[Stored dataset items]
------------------------------------

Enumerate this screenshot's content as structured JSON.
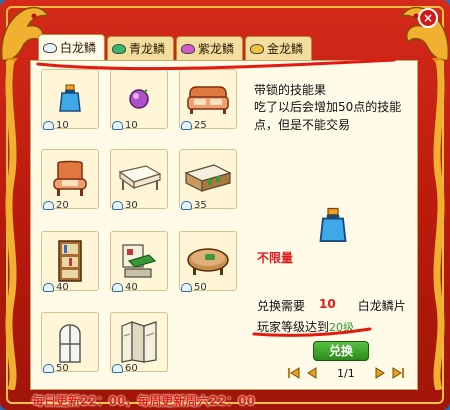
{
  "window": {
    "close_symbol": "×"
  },
  "tabs": [
    {
      "label": "白龙鳞",
      "gem_color": "#eef4ff",
      "active": true
    },
    {
      "label": "青龙鳞",
      "gem_color": "#34b86a",
      "active": false
    },
    {
      "label": "紫龙鳞",
      "gem_color": "#d05ad0",
      "active": false
    },
    {
      "label": "金龙鳞",
      "gem_color": "#f2c23a",
      "active": false
    }
  ],
  "items": [
    {
      "icon": "potion-bottle-icon",
      "price": "10"
    },
    {
      "icon": "purple-orb-icon",
      "price": "10"
    },
    {
      "icon": "sofa-icon",
      "price": "25"
    },
    {
      "icon": "armchair-icon",
      "price": "20"
    },
    {
      "icon": "white-table-icon",
      "price": "30"
    },
    {
      "icon": "counter-table-icon",
      "price": "35"
    },
    {
      "icon": "bookshelf-icon",
      "price": "40"
    },
    {
      "icon": "wall-shelf-icon",
      "price": "40"
    },
    {
      "icon": "coffee-table-icon",
      "price": "50"
    },
    {
      "icon": "window-icon",
      "price": "50"
    },
    {
      "icon": "folding-screen-icon",
      "price": "60"
    }
  ],
  "detail": {
    "title": "带锁的技能果",
    "description": "吃了以后会增加50点的技能点，但是不能交易",
    "limit": "不限量",
    "exchange_label": "兑换需要",
    "exchange_amount": "10",
    "exchange_currency": "白龙鳞片",
    "level_label": "玩家等级达到",
    "level_value": "20级",
    "exchange_button": "兑换"
  },
  "pager": {
    "text": "1/1"
  },
  "footer": {
    "text": "每日更新22：00，每周更新周六22：00"
  },
  "colors": {
    "frame_red": "#c8201a",
    "gold": "#f2c040",
    "panel_bg": "#fffbe8",
    "accent_red": "#e01c1c"
  }
}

------------------------------------

EXERCISE GOAL - Restate each entry word for word, leaving out any pictures.

FULL SOLUTION -
Enumerate this screenshot's content as structured JSON.
{
  "window": {
    "close_symbol": "×"
  },
  "tabs": [
    {
      "label": "白龙鳞",
      "gem_color": "#eef4ff",
      "active": true
    },
    {
      "label": "青龙鳞",
      "gem_color": "#34b86a",
      "active": false
    },
    {
      "label": "紫龙鳞",
      "gem_color": "#d05ad0",
      "active": false
    },
    {
      "label": "金龙鳞",
      "gem_color": "#f2c23a",
      "active": false
    }
  ],
  "items": [
    {
      "icon": "potion-bottle-icon",
      "price": "10"
    },
    {
      "icon": "purple-orb-icon",
      "price": "10"
    },
    {
      "icon": "sofa-icon",
      "price": "25"
    },
    {
      "icon": "armchair-icon",
      "price": "20"
    },
    {
      "icon": "white-table-icon",
      "price": "30"
    },
    {
      "icon": "counter-table-icon",
      "price": "35"
    },
    {
      "icon": "bookshelf-icon",
      "price": "40"
    },
    {
      "icon": "wall-shelf-icon",
      "price": "40"
    },
    {
      "icon": "coffee-table-icon",
      "price": "50"
    },
    {
      "icon": "window-icon",
      "price": "50"
    },
    {
      "icon": "folding-screen-icon",
      "price": "60"
    }
  ],
  "detail": {
    "title": "带锁的技能果",
    "description": "吃了以后会增加50点的技能点，但是不能交易",
    "limit": "不限量",
    "exchange_label": "兑换需要",
    "exchange_amount": "10",
    "exchange_currency": "白龙鳞片",
    "level_label": "玩家等级达到",
    "level_value": "20级",
    "exchange_button": "兑换"
  },
  "pager": {
    "text": "1/1"
  },
  "footer": {
    "text": "每日更新22：00，每周更新周六22：00"
  },
  "colors": {
    "frame_red": "#c8201a",
    "gold": "#f2c040",
    "panel_bg": "#fffbe8",
    "accent_red": "#e01c1c"
  }
}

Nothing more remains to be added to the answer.